** start Material to process **

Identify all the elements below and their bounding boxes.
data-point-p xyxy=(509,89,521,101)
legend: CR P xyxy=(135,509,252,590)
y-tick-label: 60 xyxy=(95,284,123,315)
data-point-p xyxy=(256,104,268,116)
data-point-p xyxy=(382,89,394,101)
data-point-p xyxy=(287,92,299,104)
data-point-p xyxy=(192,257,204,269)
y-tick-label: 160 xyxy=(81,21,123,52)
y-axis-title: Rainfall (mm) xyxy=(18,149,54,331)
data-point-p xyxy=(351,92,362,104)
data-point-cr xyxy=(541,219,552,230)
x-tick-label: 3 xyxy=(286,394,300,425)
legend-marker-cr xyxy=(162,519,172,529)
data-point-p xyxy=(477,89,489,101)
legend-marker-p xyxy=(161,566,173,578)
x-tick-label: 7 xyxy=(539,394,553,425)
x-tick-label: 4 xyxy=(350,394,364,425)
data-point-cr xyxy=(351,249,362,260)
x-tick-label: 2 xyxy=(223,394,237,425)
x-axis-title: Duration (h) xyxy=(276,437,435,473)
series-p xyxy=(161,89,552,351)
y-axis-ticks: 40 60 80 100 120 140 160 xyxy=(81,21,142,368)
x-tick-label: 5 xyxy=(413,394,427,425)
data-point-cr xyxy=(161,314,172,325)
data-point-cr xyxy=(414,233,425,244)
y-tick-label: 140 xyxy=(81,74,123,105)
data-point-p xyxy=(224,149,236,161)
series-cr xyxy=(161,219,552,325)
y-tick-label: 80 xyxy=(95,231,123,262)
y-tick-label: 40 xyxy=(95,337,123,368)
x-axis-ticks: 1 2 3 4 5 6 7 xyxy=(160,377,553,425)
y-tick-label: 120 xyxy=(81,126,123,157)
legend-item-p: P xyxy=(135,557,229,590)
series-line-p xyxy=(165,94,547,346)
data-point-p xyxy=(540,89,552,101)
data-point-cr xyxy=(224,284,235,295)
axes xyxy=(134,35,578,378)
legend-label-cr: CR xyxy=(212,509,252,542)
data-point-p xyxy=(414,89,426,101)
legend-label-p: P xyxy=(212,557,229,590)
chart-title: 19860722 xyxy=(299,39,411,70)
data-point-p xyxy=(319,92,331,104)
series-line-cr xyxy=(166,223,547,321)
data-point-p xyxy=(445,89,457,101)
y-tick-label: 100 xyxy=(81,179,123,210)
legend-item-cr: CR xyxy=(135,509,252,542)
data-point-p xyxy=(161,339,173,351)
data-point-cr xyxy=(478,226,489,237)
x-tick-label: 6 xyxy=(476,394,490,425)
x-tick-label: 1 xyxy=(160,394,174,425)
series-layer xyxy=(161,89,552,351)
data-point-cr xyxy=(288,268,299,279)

** end Material to process **

Description of the task
Can you format every line of the items above as a JSON list of strings, one string per line, with blank lines left out?

The completed task
[
  "Identify all the elements below and their bounding boxes.",
  "data-point-p xyxy=(509,89,521,101)",
  "legend: CR P xyxy=(135,509,252,590)",
  "y-tick-label: 60 xyxy=(95,284,123,315)",
  "data-point-p xyxy=(256,104,268,116)",
  "data-point-p xyxy=(382,89,394,101)",
  "data-point-p xyxy=(287,92,299,104)",
  "data-point-p xyxy=(192,257,204,269)",
  "y-tick-label: 160 xyxy=(81,21,123,52)",
  "y-axis-title: Rainfall (mm) xyxy=(18,149,54,331)",
  "data-point-p xyxy=(351,92,362,104)",
  "data-point-cr xyxy=(541,219,552,230)",
  "x-tick-label: 3 xyxy=(286,394,300,425)",
  "legend-marker-cr xyxy=(162,519,172,529)",
  "data-point-p xyxy=(477,89,489,101)",
  "legend-marker-p xyxy=(161,566,173,578)",
  "x-tick-label: 7 xyxy=(539,394,553,425)",
  "x-tick-label: 4 xyxy=(350,394,364,425)",
  "data-point-cr xyxy=(351,249,362,260)",
  "x-tick-label: 2 xyxy=(223,394,237,425)",
  "x-axis-title: Duration (h) xyxy=(276,437,435,473)",
  "series-p xyxy=(161,89,552,351)",
  "y-axis-ticks: 40 60 80 100 120 140 160 xyxy=(81,21,142,368)",
  "x-tick-label: 5 xyxy=(413,394,427,425)",
  "data-point-cr xyxy=(161,314,172,325)",
  "data-point-cr xyxy=(414,233,425,244)",
  "y-tick-label: 140 xyxy=(81,74,123,105)",
  "data-point-p xyxy=(224,149,236,161)",
  "series-cr xyxy=(161,219,552,325)",
  "y-tick-label: 80 xyxy=(95,231,123,262)",
  "y-tick-label: 40 xyxy=(95,337,123,368)",
  "x-axis-ticks: 1 2 3 4 5 6 7 xyxy=(160,377,553,425)",
  "y-tick-label: 120 xyxy=(81,126,123,157)",
  "legend-item-p: P xyxy=(135,557,229,590)",
  "series-line-p xyxy=(165,94,547,346)",
  "data-point-p xyxy=(540,89,552,101)",
  "data-point-cr xyxy=(224,284,235,295)",
  "axes xyxy=(134,35,578,378)",
  "legend-label-cr: CR xyxy=(212,509,252,542)",
  "data-point-p xyxy=(414,89,426,101)",
  "legend-label-p: P xyxy=(212,557,229,590)",
  "chart-title: 19860722 xyxy=(299,39,411,70)",
  "data-point-p xyxy=(319,92,331,104)",
  "series-line-cr xyxy=(166,223,547,321)",
  "data-point-p xyxy=(445,89,457,101)",
  "y-tick-label: 100 xyxy=(81,179,123,210)",
  "legend-item-cr: CR xyxy=(135,509,252,542)",
  "data-point-p xyxy=(161,339,173,351)",
  "data-point-cr xyxy=(478,226,489,237)",
  "x-tick-label: 6 xyxy=(476,394,490,425)",
  "x-tick-label: 1 xyxy=(160,394,174,425)",
  "series-layer xyxy=(161,89,552,351)",
  "data-point-cr xyxy=(288,268,299,279)"
]